Data excerpts:
- - - - - - -
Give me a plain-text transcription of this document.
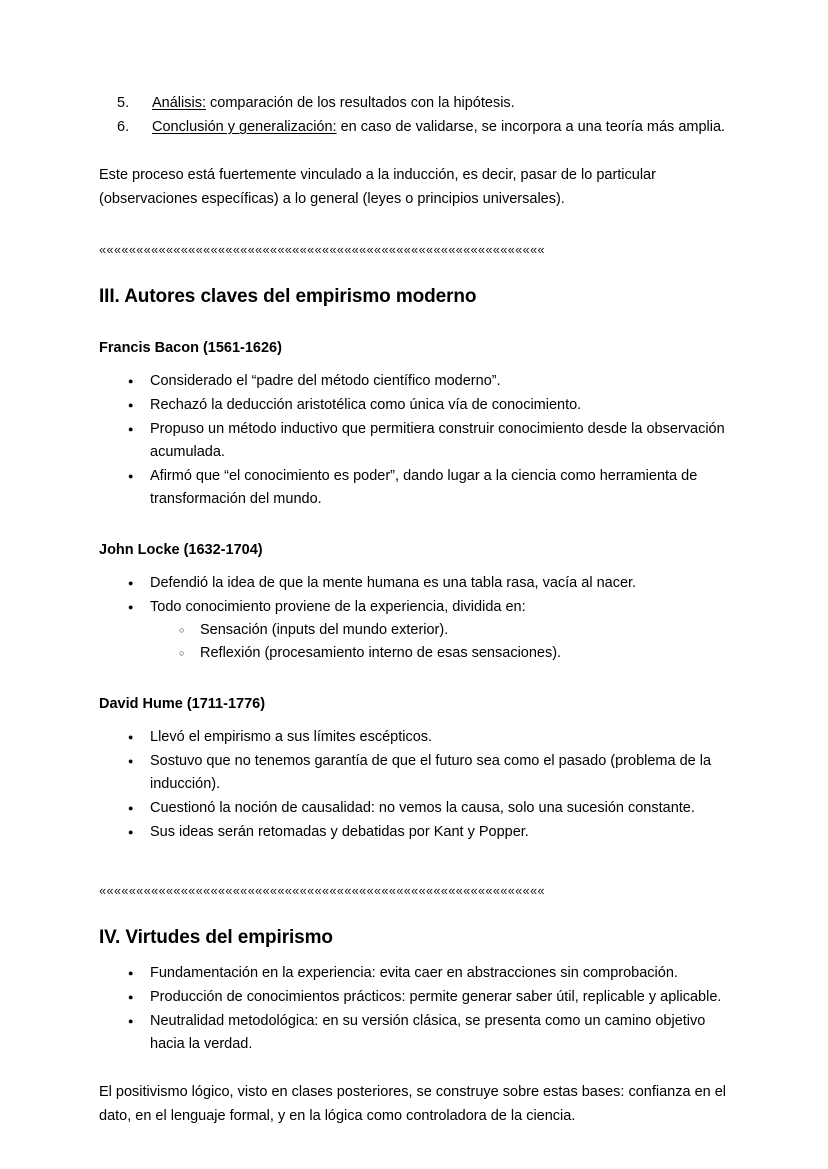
5.	Análisis: comparación de los resultados con la hipótesis.
6.	Conclusión y generalización: en caso de validarse, se incorpora a una teoría más amplia.

Este proceso está fuertemente vinculado a la inducción, es decir, pasar de lo particular (observaciones específicas) a lo general (leyes o principios universales).

««««««««««««««««««««««««««««««««««««««««««««««««««««««««««««
III. Autores claves del empirismo moderno
Francis Bacon (1561-1626)
●
Considerado el “padre del método científico moderno”.
●
Rechazó la deducción aristotélica como única vía de conocimiento.
●
Propuso un método inductivo que permitiera construir conocimiento desde la observación acumulada.
●
Afirmó que “el conocimiento es poder”, dando lugar a la ciencia como herramienta de transformación del mundo.
John Locke (1632-1704)
●
Defendió la idea de que la mente humana es una tabla rasa, vacía al nacer.
●
Todo conocimiento proviene de la experiencia, dividida en:
○
Sensación (inputs del mundo exterior).
○
Reflexión (procesamiento interno de esas sensaciones).
David Hume (1711-1776)
●
Llevó el empirismo a sus límites escépticos.
●
Sostuvo que no tenemos garantía de que el futuro sea como el pasado (problema de la inducción).
●
Cuestionó la noción de causalidad: no vemos la causa, solo una sucesión constante.
●
Sus ideas serán retomadas y debatidas por Kant y Popper.
««««««««««««««««««««««««««««««««««««««««««««««««««««««««««««
IV. Virtudes del empirismo
●
Fundamentación en la experiencia: evita caer en abstracciones sin comprobación.
●
Producción de conocimientos prácticos: permite generar saber útil, replicable y aplicable.
●
Neutralidad metodológica: en su versión clásica, se presenta como un camino objetivo hacia la verdad.

El positivismo lógico, visto en clases posteriores, se construye sobre estas bases: confianza en el dato, en el lenguaje formal, y en la lógica como controladora de la ciencia.
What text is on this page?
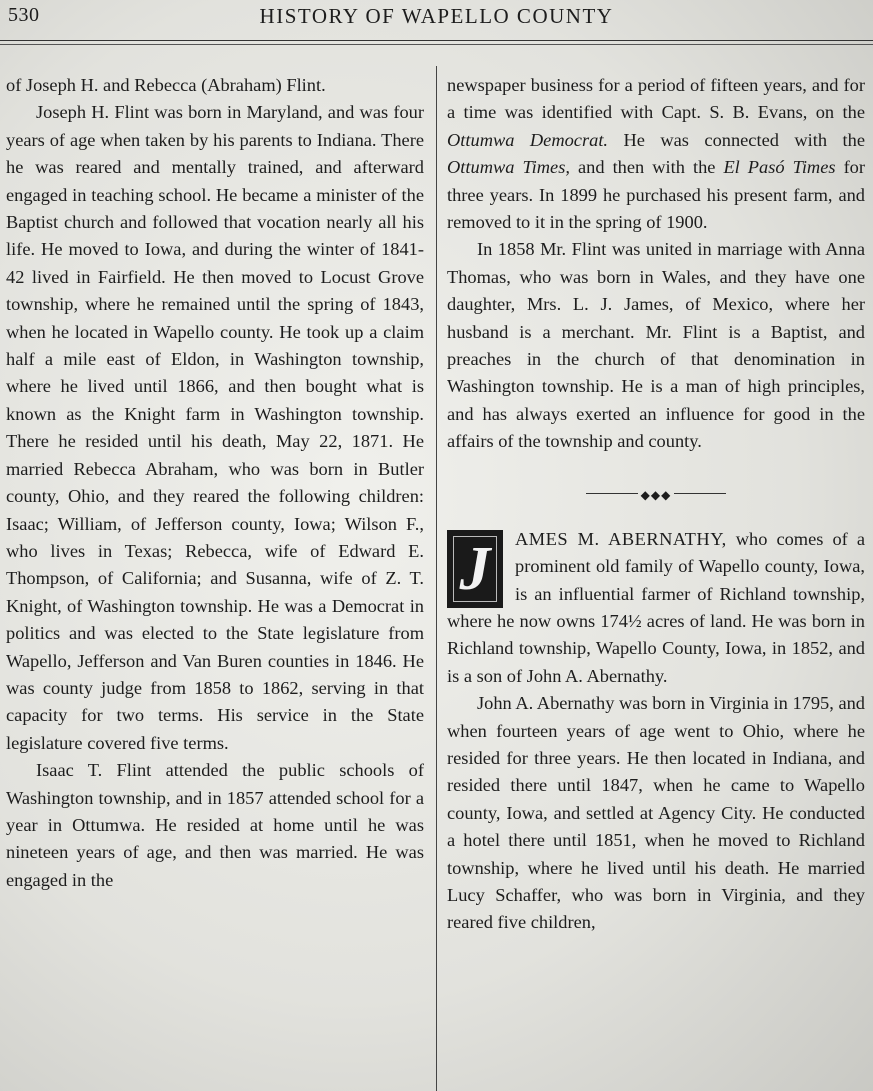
530	HISTORY OF WAPELLO COUNTY

of Joseph H. and Rebecca (Abraham) Flint.

Joseph H. Flint was born in Maryland, and was four years of age when taken by his parents to Indiana. There he was reared and mentally trained, and afterward engaged in teaching school. He became a minister of the Baptist church and followed that vocation nearly all his life. He moved to Iowa, and during the winter of 1841-42 lived in Fairfield. He then moved to Locust Grove township, where he remained until the spring of 1843, when he located in Wapello county. He took up a claim half a mile east of Eldon, in Washington township, where he lived until 1866, and then bought what is known as the Knight farm in Washington township. There he resided until his death, May 22, 1871. He married Rebecca Abraham, who was born in Butler county, Ohio, and they reared the following children: Isaac; William, of Jefferson county, Iowa; Wilson F., who lives in Texas; Rebecca, wife of Edward E. Thompson, of California; and Susanna, wife of Z. T. Knight, of Washington township. He was a Democrat in politics and was elected to the State legislature from Wapello, Jefferson and Van Buren counties in 1846. He was county judge from 1858 to 1862, serving in that capacity for two terms. His service in the State legislature covered five terms.

Isaac T. Flint attended the public schools of Washington township, and in 1857 attended school for a year in Ottumwa. He resided at home until he was nineteen years of age, and then was married. He was engaged in the

newspaper business for a period of fifteen years, and for a time was identified with Capt. S. B. Evans, on the Ottumwa Democrat. He was connected with the Ottumwa Times, and then with the El Pasó Times for three years. In 1899 he purchased his present farm, and removed to it in the spring of 1900.

In 1858 Mr. Flint was united in marriage with Anna Thomas, who was born in Wales, and they have one daughter, Mrs. L. J. James, of Mexico, where her husband is a merchant. Mr. Flint is a Baptist, and preaches in the church of that denomination in Washington township. He is a man of high principles, and has always exerted an influence for good in the affairs of the township and county.

◆◆◆
J	AMES M. ABERNATHY, who comes of a prominent old family of Wapello county, Iowa, is an influential farmer of Richland township, where he now owns 174½ acres of land. He was born in Richland township, Wapello County, Iowa, in 1852, and is a son of John A. Abernathy.

John A. Abernathy was born in Virginia in 1795, and when fourteen years of age went to Ohio, where he resided for three years. He then located in Indiana, and resided there until 1847, when he came to Wapello county, Iowa, and settled at Agency City. He conducted a hotel there until 1851, when he moved to Richland township, where he lived until his death. He married Lucy Schaffer, who was born in Virginia, and they reared five children,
- - - - - - -
The records shown above are to be repeated exactly, with the pictures left out.

Give me a plain-text transcription of this document.
5.	Análisis: comparación de los resultados con la hipótesis.
6.	Conclusión y generalización: en caso de validarse, se incorpora a una teoría más amplia.

Este proceso está fuertemente vinculado a la inducción, es decir, pasar de lo particular (observaciones específicas) a lo general (leyes o principios universales).

««««««««««««««««««««««««««««««««««««««««««««««««««««««««««««
III. Autores claves del empirismo moderno
Francis Bacon (1561-1626)
●
Considerado el “padre del método científico moderno”.
●
Rechazó la deducción aristotélica como única vía de conocimiento.
●
Propuso un método inductivo que permitiera construir conocimiento desde la observación acumulada.
●
Afirmó que “el conocimiento es poder”, dando lugar a la ciencia como herramienta de transformación del mundo.
John Locke (1632-1704)
●
Defendió la idea de que la mente humana es una tabla rasa, vacía al nacer.
●
Todo conocimiento proviene de la experiencia, dividida en:
○
Sensación (inputs del mundo exterior).
○
Reflexión (procesamiento interno de esas sensaciones).
David Hume (1711-1776)
●
Llevó el empirismo a sus límites escépticos.
●
Sostuvo que no tenemos garantía de que el futuro sea como el pasado (problema de la inducción).
●
Cuestionó la noción de causalidad: no vemos la causa, solo una sucesión constante.
●
Sus ideas serán retomadas y debatidas por Kant y Popper.
««««««««««««««««««««««««««««««««««««««««««««««««««««««««««««
IV. Virtudes del empirismo
●
Fundamentación en la experiencia: evita caer en abstracciones sin comprobación.
●
Producción de conocimientos prácticos: permite generar saber útil, replicable y aplicable.
●
Neutralidad metodológica: en su versión clásica, se presenta como un camino objetivo hacia la verdad.

El positivismo lógico, visto en clases posteriores, se construye sobre estas bases: confianza en el dato, en el lenguaje formal, y en la lógica como controladora de la ciencia.
What text is on this page?
530	HISTORY OF WAPELLO COUNTY

of Joseph H. and Rebecca (Abraham) Flint.

Joseph H. Flint was born in Maryland, and was four years of age when taken by his parents to Indiana. There he was reared and mentally trained, and afterward engaged in teaching school. He became a minister of the Baptist church and followed that vocation nearly all his life. He moved to Iowa, and during the winter of 1841-42 lived in Fairfield. He then moved to Locust Grove township, where he remained until the spring of 1843, when he located in Wapello county. He took up a claim half a mile east of Eldon, in Washington township, where he lived until 1866, and then bought what is known as the Knight farm in Washington township. There he resided until his death, May 22, 1871. He married Rebecca Abraham, who was born in Butler county, Ohio, and they reared the following children: Isaac; William, of Jefferson county, Iowa; Wilson F., who lives in Texas; Rebecca, wife of Edward E. Thompson, of California; and Susanna, wife of Z. T. Knight, of Washington township. He was a Democrat in politics and was elected to the State legislature from Wapello, Jefferson and Van Buren counties in 1846. He was county judge from 1858 to 1862, serving in that capacity for two terms. His service in the State legislature covered five terms.

Isaac T. Flint attended the public schools of Washington township, and in 1857 attended school for a year in Ottumwa. He resided at home until he was nineteen years of age, and then was married. He was engaged in the

newspaper business for a period of fifteen years, and for a time was identified with Capt. S. B. Evans, on the Ottumwa Democrat. He was connected with the Ottumwa Times, and then with the El Pasó Times for three years. In 1899 he purchased his present farm, and removed to it in the spring of 1900.

In 1858 Mr. Flint was united in marriage with Anna Thomas, who was born in Wales, and they have one daughter, Mrs. L. J. James, of Mexico, where her husband is a merchant. Mr. Flint is a Baptist, and preaches in the church of that denomination in Washington township. He is a man of high principles, and has always exerted an influence for good in the affairs of the township and county.

◆◆◆
J	AMES M. ABERNATHY, who comes of a prominent old family of Wapello county, Iowa, is an influential farmer of Richland township, where he now owns 174½ acres of land. He was born in Richland township, Wapello County, Iowa, in 1852, and is a son of John A. Abernathy.

John A. Abernathy was born in Virginia in 1795, and when fourteen years of age went to Ohio, where he resided for three years. He then located in Indiana, and resided there until 1847, when he came to Wapello county, Iowa, and settled at Agency City. He conducted a hotel there until 1851, when he moved to Richland township, where he lived until his death. He married Lucy Schaffer, who was born in Virginia, and they reared five children,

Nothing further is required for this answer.